- **Problem requirements**: All material below is to be reproduced exactly.

- **Entries provided**:
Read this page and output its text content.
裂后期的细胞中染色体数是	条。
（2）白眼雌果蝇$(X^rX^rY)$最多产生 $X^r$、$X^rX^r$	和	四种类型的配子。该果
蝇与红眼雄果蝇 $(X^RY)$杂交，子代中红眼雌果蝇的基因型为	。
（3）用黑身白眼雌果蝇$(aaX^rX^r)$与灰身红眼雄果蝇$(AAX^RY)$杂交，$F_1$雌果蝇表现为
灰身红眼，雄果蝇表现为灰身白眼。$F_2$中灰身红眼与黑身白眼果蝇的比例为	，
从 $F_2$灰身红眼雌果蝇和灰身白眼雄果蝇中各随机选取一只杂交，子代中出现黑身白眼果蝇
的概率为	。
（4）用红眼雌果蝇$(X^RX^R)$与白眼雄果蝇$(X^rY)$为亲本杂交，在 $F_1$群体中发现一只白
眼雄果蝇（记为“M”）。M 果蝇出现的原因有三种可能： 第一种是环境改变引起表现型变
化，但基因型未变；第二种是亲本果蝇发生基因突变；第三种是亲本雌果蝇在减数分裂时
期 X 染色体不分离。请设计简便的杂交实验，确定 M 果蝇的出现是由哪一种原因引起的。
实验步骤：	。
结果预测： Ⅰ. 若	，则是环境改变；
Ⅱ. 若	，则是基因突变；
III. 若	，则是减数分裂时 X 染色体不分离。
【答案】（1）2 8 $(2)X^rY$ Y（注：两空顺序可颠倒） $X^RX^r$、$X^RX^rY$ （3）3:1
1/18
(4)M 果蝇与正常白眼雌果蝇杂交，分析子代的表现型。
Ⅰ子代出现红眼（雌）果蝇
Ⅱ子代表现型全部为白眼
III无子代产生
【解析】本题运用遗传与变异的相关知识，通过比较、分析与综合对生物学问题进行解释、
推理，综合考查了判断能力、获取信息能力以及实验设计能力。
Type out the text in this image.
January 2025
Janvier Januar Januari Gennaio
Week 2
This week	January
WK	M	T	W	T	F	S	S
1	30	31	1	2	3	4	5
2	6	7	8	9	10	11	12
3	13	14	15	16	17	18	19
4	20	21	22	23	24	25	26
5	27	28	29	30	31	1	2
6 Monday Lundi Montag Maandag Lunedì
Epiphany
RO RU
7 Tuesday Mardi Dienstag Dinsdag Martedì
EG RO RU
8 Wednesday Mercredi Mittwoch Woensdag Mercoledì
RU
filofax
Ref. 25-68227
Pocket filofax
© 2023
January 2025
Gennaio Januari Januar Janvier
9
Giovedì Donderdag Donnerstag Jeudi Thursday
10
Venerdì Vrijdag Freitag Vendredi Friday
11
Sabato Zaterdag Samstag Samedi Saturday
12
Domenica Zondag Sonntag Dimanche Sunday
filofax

- **Final answer**:
Read this page and output its text content.
裂后期的细胞中染色体数是	条。
（2）白眼雌果蝇$(X^rX^rY)$最多产生 $X^r$、$X^rX^r$	和	四种类型的配子。该果
蝇与红眼雄果蝇 $(X^RY)$杂交，子代中红眼雌果蝇的基因型为	。
（3）用黑身白眼雌果蝇$(aaX^rX^r)$与灰身红眼雄果蝇$(AAX^RY)$杂交，$F_1$雌果蝇表现为
灰身红眼，雄果蝇表现为灰身白眼。$F_2$中灰身红眼与黑身白眼果蝇的比例为	，
从 $F_2$灰身红眼雌果蝇和灰身白眼雄果蝇中各随机选取一只杂交，子代中出现黑身白眼果蝇
的概率为	。
（4）用红眼雌果蝇$(X^RX^R)$与白眼雄果蝇$(X^rY)$为亲本杂交，在 $F_1$群体中发现一只白
眼雄果蝇（记为“M”）。M 果蝇出现的原因有三种可能： 第一种是环境改变引起表现型变
化，但基因型未变；第二种是亲本果蝇发生基因突变；第三种是亲本雌果蝇在减数分裂时
期 X 染色体不分离。请设计简便的杂交实验，确定 M 果蝇的出现是由哪一种原因引起的。
实验步骤：	。
结果预测： Ⅰ. 若	，则是环境改变；
Ⅱ. 若	，则是基因突变；
III. 若	，则是减数分裂时 X 染色体不分离。
【答案】（1）2 8 $(2)X^rY$ Y（注：两空顺序可颠倒） $X^RX^r$、$X^RX^rY$ （3）3:1
1/18
(4)M 果蝇与正常白眼雌果蝇杂交，分析子代的表现型。
Ⅰ子代出现红眼（雌）果蝇
Ⅱ子代表现型全部为白眼
III无子代产生
【解析】本题运用遗传与变异的相关知识，通过比较、分析与综合对生物学问题进行解释、
推理，综合考查了判断能力、获取信息能力以及实验设计能力。
Type out the text in this image.
January 2025
Janvier Januar Januari Gennaio
Week 2
This week	January
WK	M	T	W	T	F	S	S
1	30	31	1	2	3	4	5
2	6	7	8	9	10	11	12
3	13	14	15	16	17	18	19
4	20	21	22	23	24	25	26
5	27	28	29	30	31	1	2
6 Monday Lundi Montag Maandag Lunedì
Epiphany
RO RU
7 Tuesday Mardi Dienstag Dinsdag Martedì
EG RO RU
8 Wednesday Mercredi Mittwoch Woensdag Mercoledì
RU
filofax
Ref. 25-68227
Pocket filofax
© 2023
January 2025
Gennaio Januari Januar Janvier
9
Giovedì Donderdag Donnerstag Jeudi Thursday
10
Venerdì Vrijdag Freitag Vendredi Friday
11
Sabato Zaterdag Samstag Samedi Saturday
12
Domenica Zondag Sonntag Dimanche Sunday
filofax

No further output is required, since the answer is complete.